Schreiben Sie alle folgenden Zeilen wortgetreu ab und lassen Sie die Bilder dabei weg.

[Annotierte Elementlisten]
+ + +
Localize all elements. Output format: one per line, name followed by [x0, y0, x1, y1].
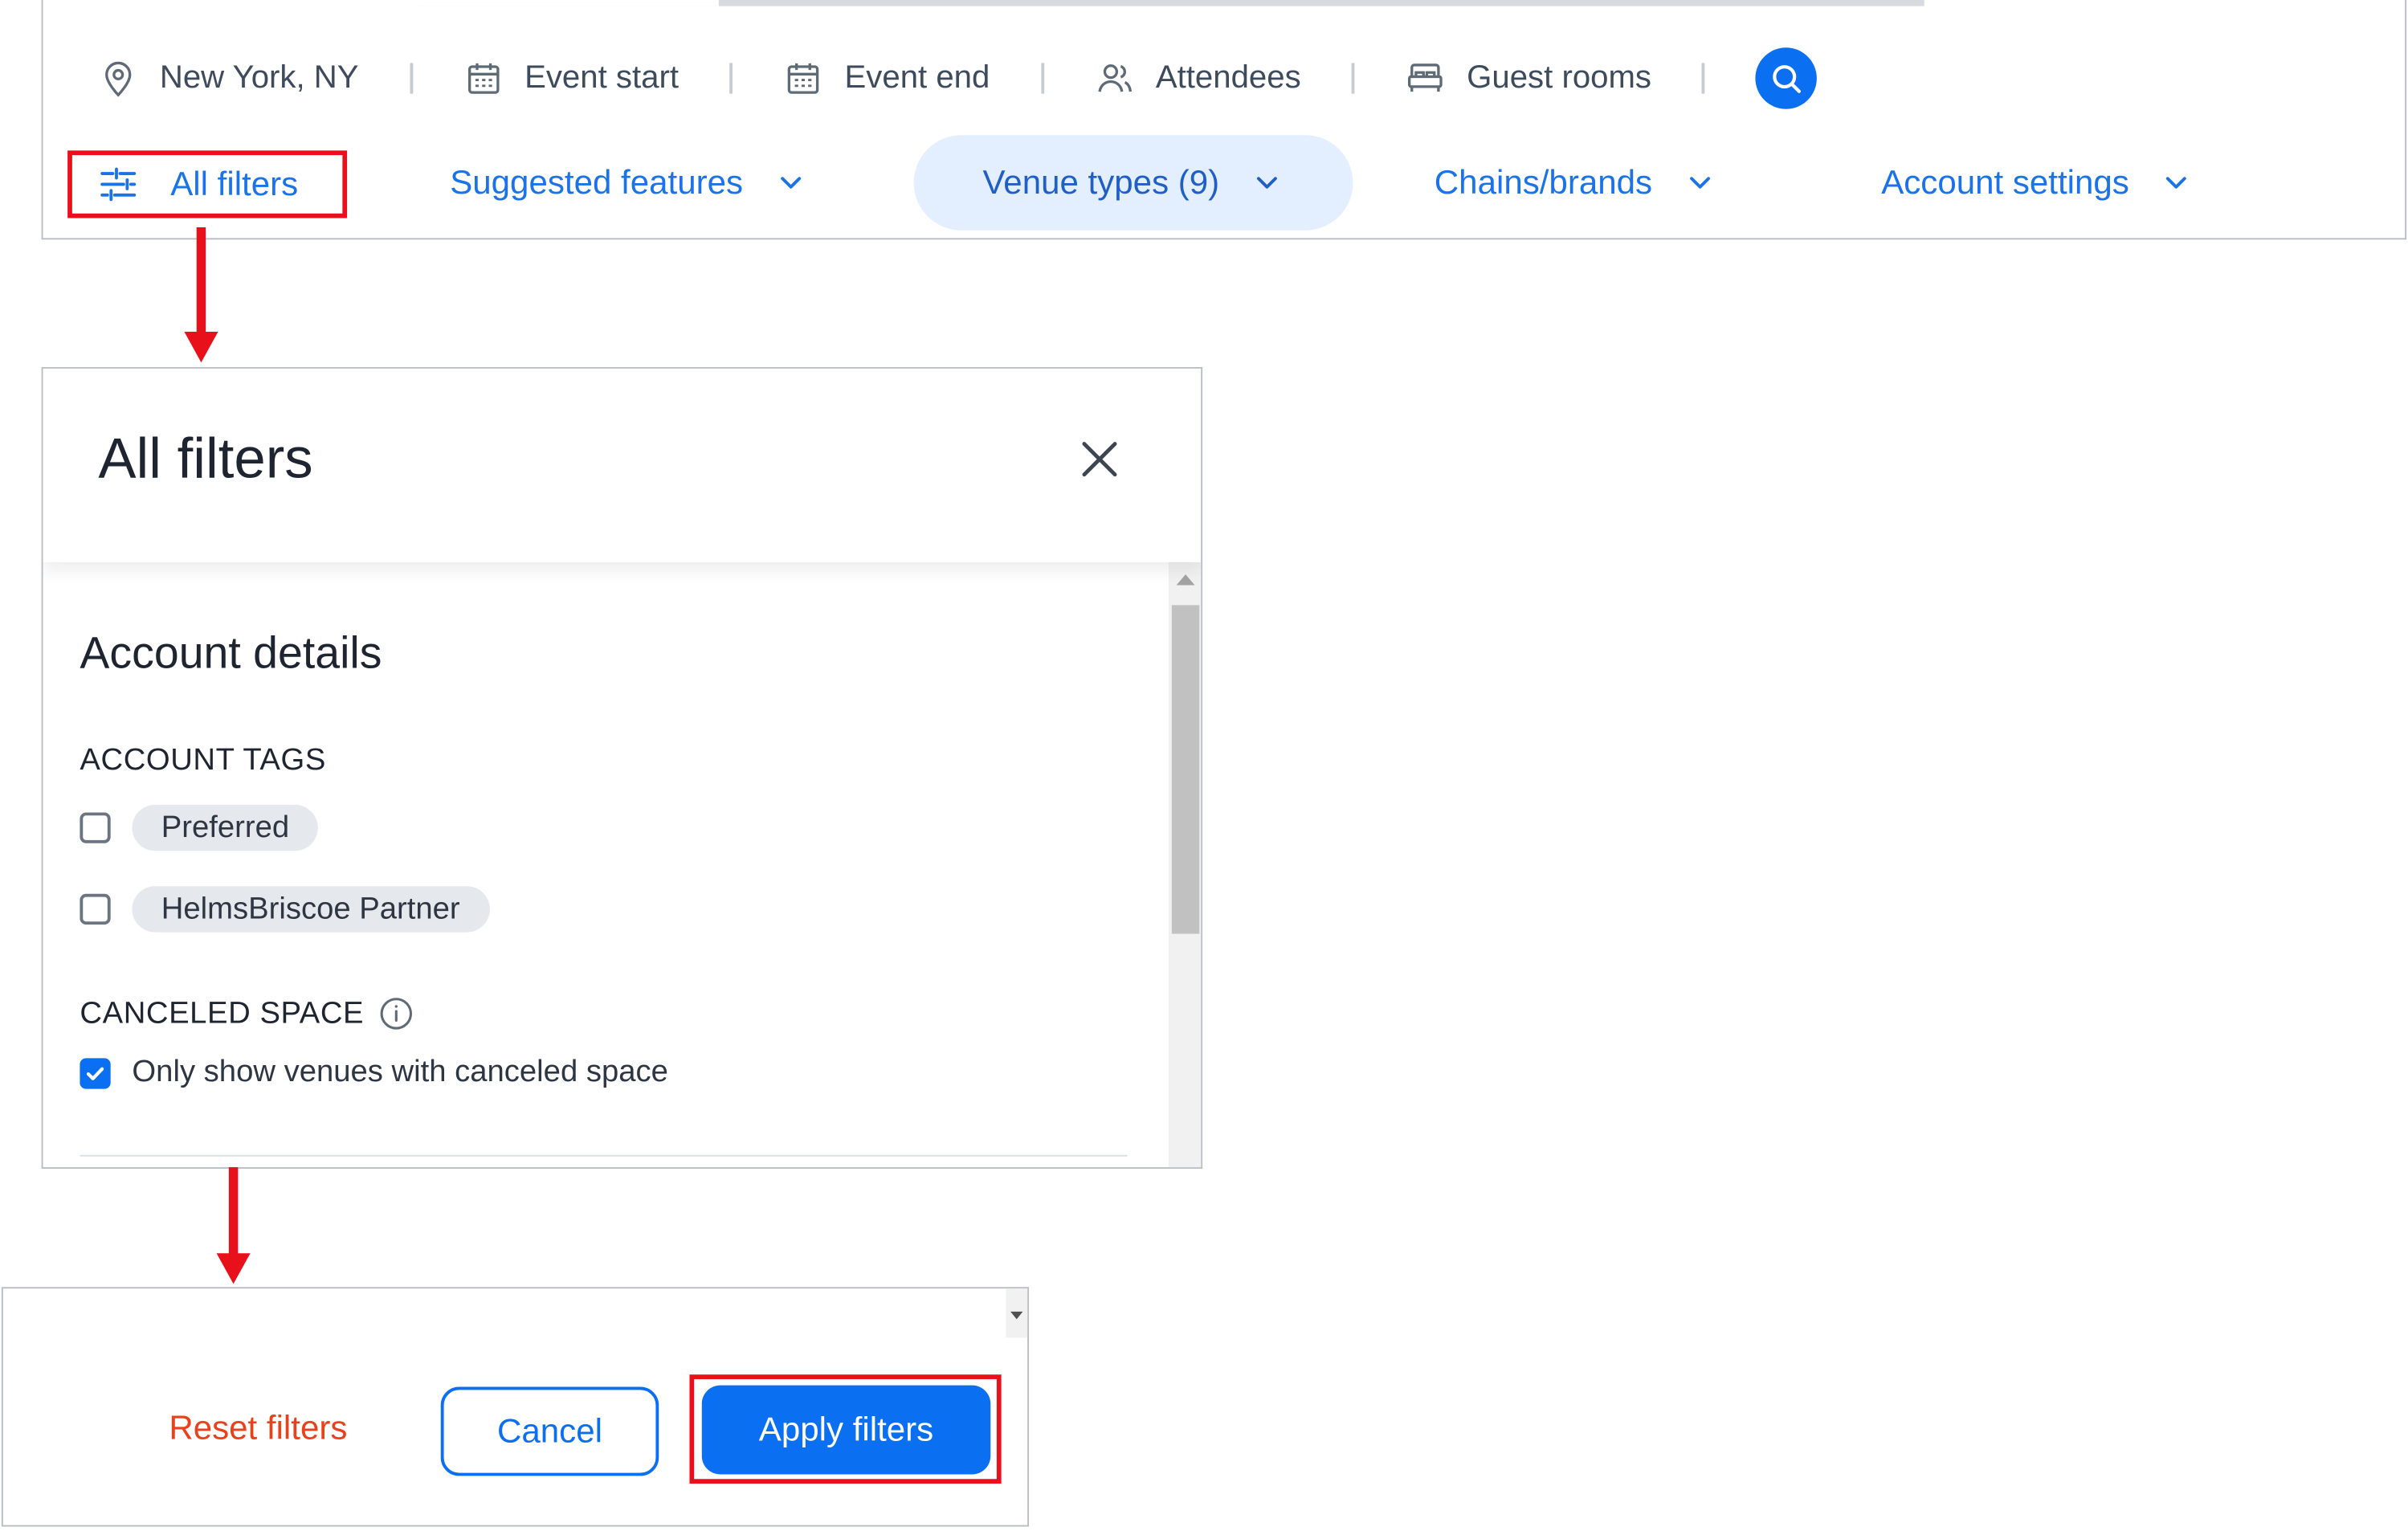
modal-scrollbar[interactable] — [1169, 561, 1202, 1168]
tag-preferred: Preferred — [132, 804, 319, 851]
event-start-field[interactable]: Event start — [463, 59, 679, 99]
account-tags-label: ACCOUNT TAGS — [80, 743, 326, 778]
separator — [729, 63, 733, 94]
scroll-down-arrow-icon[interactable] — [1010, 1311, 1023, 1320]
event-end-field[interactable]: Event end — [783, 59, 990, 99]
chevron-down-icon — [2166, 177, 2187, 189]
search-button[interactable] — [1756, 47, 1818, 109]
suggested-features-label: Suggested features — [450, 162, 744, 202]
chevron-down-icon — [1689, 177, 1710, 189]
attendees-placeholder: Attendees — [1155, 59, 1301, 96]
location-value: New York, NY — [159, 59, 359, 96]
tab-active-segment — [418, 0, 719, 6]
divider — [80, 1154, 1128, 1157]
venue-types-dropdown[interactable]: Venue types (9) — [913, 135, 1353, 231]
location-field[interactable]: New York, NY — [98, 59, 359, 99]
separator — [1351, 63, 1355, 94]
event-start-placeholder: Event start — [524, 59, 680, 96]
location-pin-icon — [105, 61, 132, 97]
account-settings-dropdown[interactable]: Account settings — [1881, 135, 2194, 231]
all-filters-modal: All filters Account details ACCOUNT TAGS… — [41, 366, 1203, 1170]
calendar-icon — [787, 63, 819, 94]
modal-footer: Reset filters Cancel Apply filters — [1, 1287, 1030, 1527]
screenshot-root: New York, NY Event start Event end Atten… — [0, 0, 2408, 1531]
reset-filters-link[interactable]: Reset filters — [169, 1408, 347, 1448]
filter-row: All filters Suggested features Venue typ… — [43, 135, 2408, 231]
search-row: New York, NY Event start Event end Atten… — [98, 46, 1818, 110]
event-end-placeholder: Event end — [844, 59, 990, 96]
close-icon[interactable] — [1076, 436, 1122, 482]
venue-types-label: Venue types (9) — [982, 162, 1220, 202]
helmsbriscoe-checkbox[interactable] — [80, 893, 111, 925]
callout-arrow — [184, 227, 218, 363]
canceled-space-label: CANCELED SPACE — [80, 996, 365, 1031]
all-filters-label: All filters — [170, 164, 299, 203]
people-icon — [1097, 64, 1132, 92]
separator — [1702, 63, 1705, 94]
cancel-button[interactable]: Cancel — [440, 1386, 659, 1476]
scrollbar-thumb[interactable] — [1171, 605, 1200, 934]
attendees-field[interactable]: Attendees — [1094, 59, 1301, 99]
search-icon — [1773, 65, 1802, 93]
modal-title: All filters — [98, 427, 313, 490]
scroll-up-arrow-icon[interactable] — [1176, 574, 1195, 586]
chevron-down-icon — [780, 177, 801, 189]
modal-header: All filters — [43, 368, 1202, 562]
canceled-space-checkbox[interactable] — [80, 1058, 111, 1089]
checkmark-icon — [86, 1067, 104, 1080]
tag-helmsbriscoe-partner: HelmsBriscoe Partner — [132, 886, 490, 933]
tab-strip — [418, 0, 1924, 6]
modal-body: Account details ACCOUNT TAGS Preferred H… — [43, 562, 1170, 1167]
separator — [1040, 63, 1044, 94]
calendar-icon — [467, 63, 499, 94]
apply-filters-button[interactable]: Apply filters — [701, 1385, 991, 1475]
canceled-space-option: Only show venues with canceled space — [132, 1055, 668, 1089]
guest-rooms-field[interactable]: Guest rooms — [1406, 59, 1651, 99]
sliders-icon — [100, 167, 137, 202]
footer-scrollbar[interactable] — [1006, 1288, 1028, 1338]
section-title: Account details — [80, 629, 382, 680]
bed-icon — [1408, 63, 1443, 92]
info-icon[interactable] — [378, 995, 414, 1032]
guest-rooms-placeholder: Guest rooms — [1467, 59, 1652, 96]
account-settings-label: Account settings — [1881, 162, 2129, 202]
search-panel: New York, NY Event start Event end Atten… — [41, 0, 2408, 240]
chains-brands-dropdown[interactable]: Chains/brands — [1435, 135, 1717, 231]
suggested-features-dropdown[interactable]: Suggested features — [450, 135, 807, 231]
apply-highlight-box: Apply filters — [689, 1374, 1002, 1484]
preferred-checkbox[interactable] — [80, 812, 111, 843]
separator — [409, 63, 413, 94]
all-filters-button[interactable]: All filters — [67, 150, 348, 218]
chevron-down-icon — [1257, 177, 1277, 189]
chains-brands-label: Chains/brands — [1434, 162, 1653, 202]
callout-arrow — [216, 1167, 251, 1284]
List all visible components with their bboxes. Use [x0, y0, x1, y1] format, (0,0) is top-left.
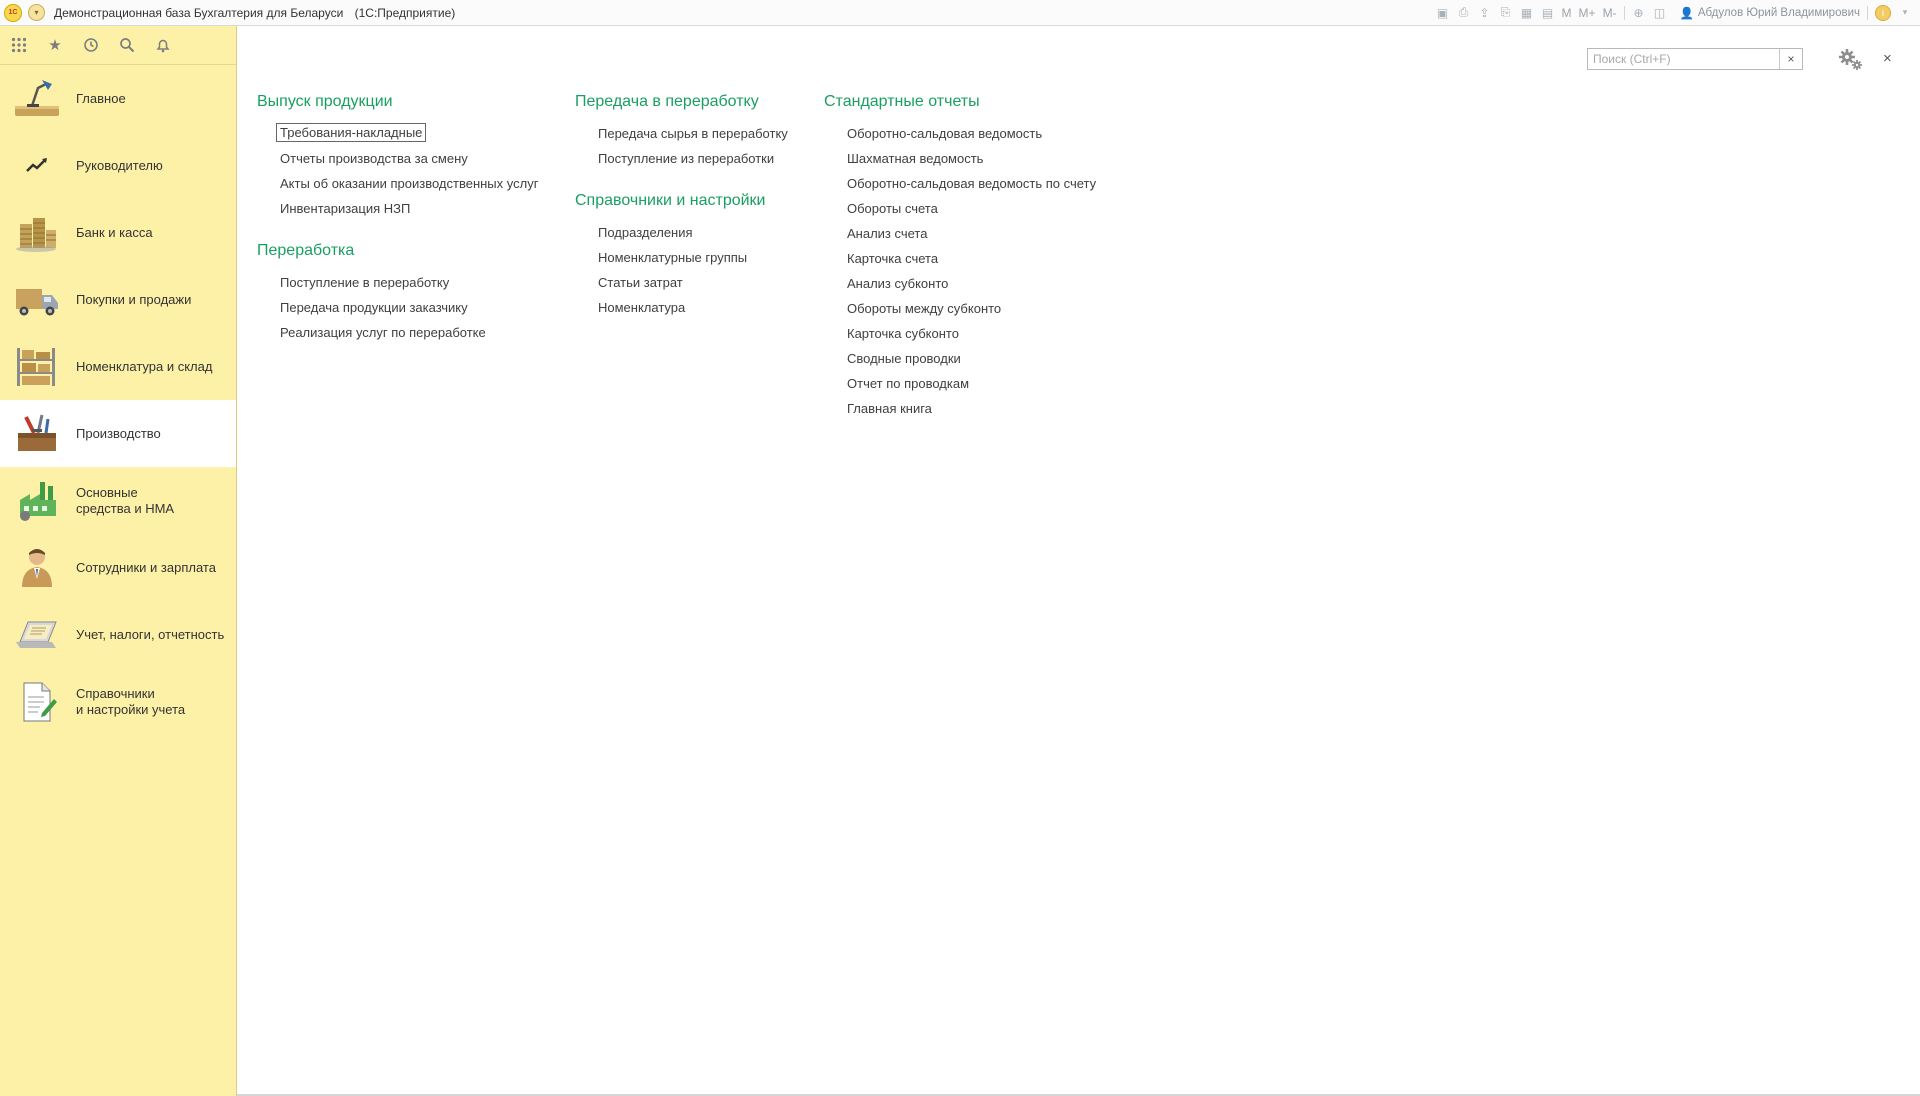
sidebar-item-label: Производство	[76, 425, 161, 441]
+ + +
* _Antwort zur Aufgabe_
Localize all elements. Output format: one per line, name followed by [x0, y0, x1, y1].
modal-scrollbar[interactable] — [1169, 561, 1202, 1168]
tag-preferred: Preferred — [132, 804, 319, 851]
event-start-field[interactable]: Event start — [463, 59, 679, 99]
account-tags-label: ACCOUNT TAGS — [80, 743, 326, 778]
separator — [729, 63, 733, 94]
scroll-down-arrow-icon[interactable] — [1010, 1311, 1023, 1320]
event-end-field[interactable]: Event end — [783, 59, 990, 99]
chevron-down-icon — [2166, 177, 2187, 189]
search-button[interactable] — [1756, 47, 1818, 109]
suggested-features-label: Suggested features — [450, 162, 744, 202]
chevron-down-icon — [1689, 177, 1710, 189]
attendees-placeholder: Attendees — [1155, 59, 1301, 96]
location-value: New York, NY — [159, 59, 359, 96]
tab-active-segment — [418, 0, 719, 6]
divider — [80, 1154, 1128, 1157]
venue-types-dropdown[interactable]: Venue types (9) — [913, 135, 1353, 231]
location-field[interactable]: New York, NY — [98, 59, 359, 99]
separator — [1351, 63, 1355, 94]
event-start-placeholder: Event start — [524, 59, 680, 96]
location-pin-icon — [105, 61, 132, 97]
account-settings-dropdown[interactable]: Account settings — [1881, 135, 2194, 231]
all-filters-modal: All filters Account details ACCOUNT TAGS… — [41, 366, 1203, 1170]
calendar-icon — [787, 63, 819, 94]
modal-footer: Reset filters Cancel Apply filters — [1, 1287, 1030, 1527]
screenshot-root: New York, NY Event start Event end Atten… — [0, 0, 2408, 1531]
reset-filters-link[interactable]: Reset filters — [169, 1408, 347, 1448]
filter-row: All filters Suggested features Venue typ… — [43, 135, 2408, 231]
search-row: New York, NY Event start Event end Atten… — [98, 46, 1818, 110]
event-end-placeholder: Event end — [844, 59, 990, 96]
close-icon[interactable] — [1076, 436, 1122, 482]
venue-types-label: Venue types (9) — [982, 162, 1220, 202]
helmsbriscoe-checkbox[interactable] — [80, 893, 111, 925]
callout-arrow — [184, 227, 218, 363]
canceled-space-label: CANCELED SPACE — [80, 996, 365, 1031]
all-filters-label: All filters — [170, 164, 299, 203]
people-icon — [1097, 64, 1132, 92]
separator — [1702, 63, 1705, 94]
cancel-button[interactable]: Cancel — [440, 1386, 659, 1476]
scrollbar-thumb[interactable] — [1171, 605, 1200, 934]
attendees-field[interactable]: Attendees — [1094, 59, 1301, 99]
search-icon — [1773, 65, 1802, 93]
modal-title: All filters — [98, 427, 313, 490]
scroll-up-arrow-icon[interactable] — [1176, 574, 1195, 586]
chevron-down-icon — [780, 177, 801, 189]
modal-header: All filters — [43, 368, 1202, 562]
canceled-space-checkbox[interactable] — [80, 1058, 111, 1089]
checkmark-icon — [86, 1067, 104, 1080]
tag-helmsbriscoe-partner: HelmsBriscoe Partner — [132, 886, 490, 933]
tab-strip — [418, 0, 1924, 6]
modal-body: Account details ACCOUNT TAGS Preferred H… — [43, 562, 1170, 1167]
separator — [1040, 63, 1044, 94]
calendar-icon — [467, 63, 499, 94]
apply-filters-button[interactable]: Apply filters — [701, 1385, 991, 1475]
canceled-space-option: Only show venues with canceled space — [132, 1055, 668, 1089]
guest-rooms-field[interactable]: Guest rooms — [1406, 59, 1651, 99]
sliders-icon — [100, 167, 137, 202]
footer-scrollbar[interactable] — [1006, 1288, 1028, 1338]
section-title: Account details — [80, 629, 382, 680]
bed-icon — [1408, 63, 1443, 92]
info-icon[interactable] — [378, 995, 414, 1032]
guest-rooms-placeholder: Guest rooms — [1467, 59, 1652, 96]
account-settings-label: Account settings — [1881, 162, 2129, 202]
search-panel: New York, NY Event start Event end Atten… — [41, 0, 2408, 240]
chains-brands-dropdown[interactable]: Chains/brands — [1435, 135, 1717, 231]
suggested-features-dropdown[interactable]: Suggested features — [450, 135, 807, 231]
apply-highlight-box: Apply filters — [689, 1374, 1002, 1484]
preferred-checkbox[interactable] — [80, 812, 111, 843]
separator — [409, 63, 413, 94]
all-filters-button[interactable]: All filters — [67, 150, 348, 218]
chevron-down-icon — [1257, 177, 1277, 189]
chains-brands-label: Chains/brands — [1434, 162, 1653, 202]
callout-arrow — [216, 1167, 251, 1284]
List all visible components with their bboxes. Use [x0, y0, x1, y1] format, (0,0) is top-left.
sidebar-item-label: Производство	[76, 425, 161, 441]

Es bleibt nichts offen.